#### Written task
Can you copy out the data exactly? Leave the images out.

#### Record extracts
▼

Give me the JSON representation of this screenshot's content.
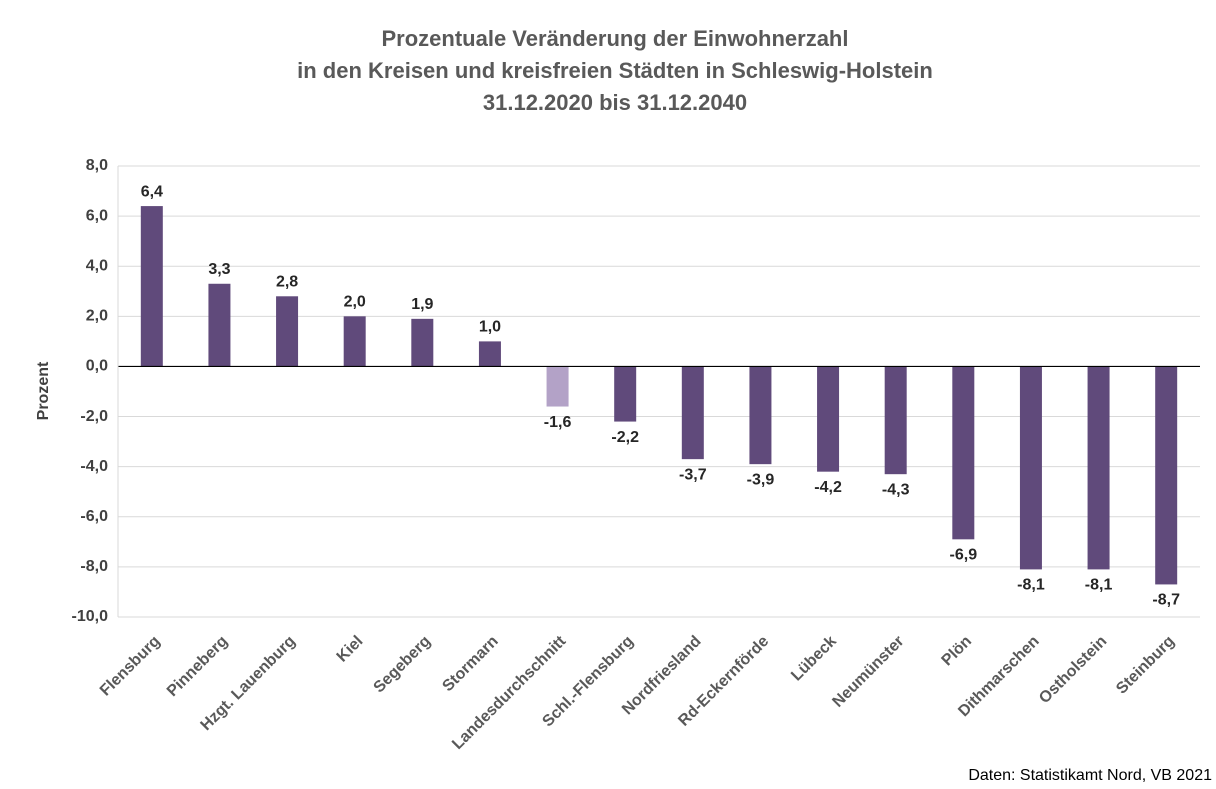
{
  "chart_data": {
    "type": "bar",
    "title": [
      "Prozentuale Veränderung der Einwohnerzahl",
      "in den Kreisen und kreisfreien Städten in Schleswig-Holstein",
      "31.12.2020 bis 31.12.2040"
    ],
    "ylabel": "Prozent",
    "source": "Daten: Statistikamt Nord, VB 2021",
    "categories": [
      "Flensburg",
      "Pinneberg",
      "Hzgt. Lauenburg",
      "Kiel",
      "Segeberg",
      "Stormarn",
      "Landesdurchschnitt",
      "Schl.-Flensburg",
      "Nordfriesland",
      "Rd-Eckernförde",
      "Lübeck",
      "Neumünster",
      "Plön",
      "Dithmarschen",
      "Ostholstein",
      "Steinburg"
    ],
    "values": [
      6.4,
      3.3,
      2.8,
      2.0,
      1.9,
      1.0,
      -1.6,
      -2.2,
      -3.7,
      -3.9,
      -4.2,
      -4.3,
      -6.9,
      -8.1,
      -8.1,
      -8.7
    ],
    "value_labels": [
      "6,4",
      "3,3",
      "2,8",
      "2,0",
      "1,9",
      "1,0",
      "-1,6",
      "-2,2",
      "-3,7",
      "-3,9",
      "-4,2",
      "-4,3",
      "-6,9",
      "-8,1",
      "-8,1",
      "-8,7"
    ],
    "colors": [
      "#604a7b",
      "#604a7b",
      "#604a7b",
      "#604a7b",
      "#604a7b",
      "#604a7b",
      "#b3a2c7",
      "#604a7b",
      "#604a7b",
      "#604a7b",
      "#604a7b",
      "#604a7b",
      "#604a7b",
      "#604a7b",
      "#604a7b",
      "#604a7b"
    ],
    "ylim": [
      -10,
      8
    ],
    "yticks": [
      {
        "value": -10,
        "label": "-10,0"
      },
      {
        "value": -8,
        "label": "-8,0"
      },
      {
        "value": -6,
        "label": "-6,0"
      },
      {
        "value": -4,
        "label": "-4,0"
      },
      {
        "value": -2,
        "label": "-2,0"
      },
      {
        "value": 0,
        "label": "0,0"
      },
      {
        "value": 2,
        "label": "2,0"
      },
      {
        "value": 4,
        "label": "4,0"
      },
      {
        "value": 6,
        "label": "6,0"
      },
      {
        "value": 8,
        "label": "8,0"
      }
    ],
    "grid": true
  }
}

▲

#### Response to the task
Give me the JSON representation of this screenshot's content.
{
  "chart_data": {
    "type": "bar",
    "title": [
      "Prozentuale Veränderung der Einwohnerzahl",
      "in den Kreisen und kreisfreien Städten in Schleswig-Holstein",
      "31.12.2020 bis 31.12.2040"
    ],
    "ylabel": "Prozent",
    "source": "Daten: Statistikamt Nord, VB 2021",
    "categories": [
      "Flensburg",
      "Pinneberg",
      "Hzgt. Lauenburg",
      "Kiel",
      "Segeberg",
      "Stormarn",
      "Landesdurchschnitt",
      "Schl.-Flensburg",
      "Nordfriesland",
      "Rd-Eckernförde",
      "Lübeck",
      "Neumünster",
      "Plön",
      "Dithmarschen",
      "Ostholstein",
      "Steinburg"
    ],
    "values": [
      6.4,
      3.3,
      2.8,
      2.0,
      1.9,
      1.0,
      -1.6,
      -2.2,
      -3.7,
      -3.9,
      -4.2,
      -4.3,
      -6.9,
      -8.1,
      -8.1,
      -8.7
    ],
    "value_labels": [
      "6,4",
      "3,3",
      "2,8",
      "2,0",
      "1,9",
      "1,0",
      "-1,6",
      "-2,2",
      "-3,7",
      "-3,9",
      "-4,2",
      "-4,3",
      "-6,9",
      "-8,1",
      "-8,1",
      "-8,7"
    ],
    "colors": [
      "#604a7b",
      "#604a7b",
      "#604a7b",
      "#604a7b",
      "#604a7b",
      "#604a7b",
      "#b3a2c7",
      "#604a7b",
      "#604a7b",
      "#604a7b",
      "#604a7b",
      "#604a7b",
      "#604a7b",
      "#604a7b",
      "#604a7b",
      "#604a7b"
    ],
    "ylim": [
      -10,
      8
    ],
    "yticks": [
      {
        "value": -10,
        "label": "-10,0"
      },
      {
        "value": -8,
        "label": "-8,0"
      },
      {
        "value": -6,
        "label": "-6,0"
      },
      {
        "value": -4,
        "label": "-4,0"
      },
      {
        "value": -2,
        "label": "-2,0"
      },
      {
        "value": 0,
        "label": "0,0"
      },
      {
        "value": 2,
        "label": "2,0"
      },
      {
        "value": 4,
        "label": "4,0"
      },
      {
        "value": 6,
        "label": "6,0"
      },
      {
        "value": 8,
        "label": "8,0"
      }
    ],
    "grid": true
  }
}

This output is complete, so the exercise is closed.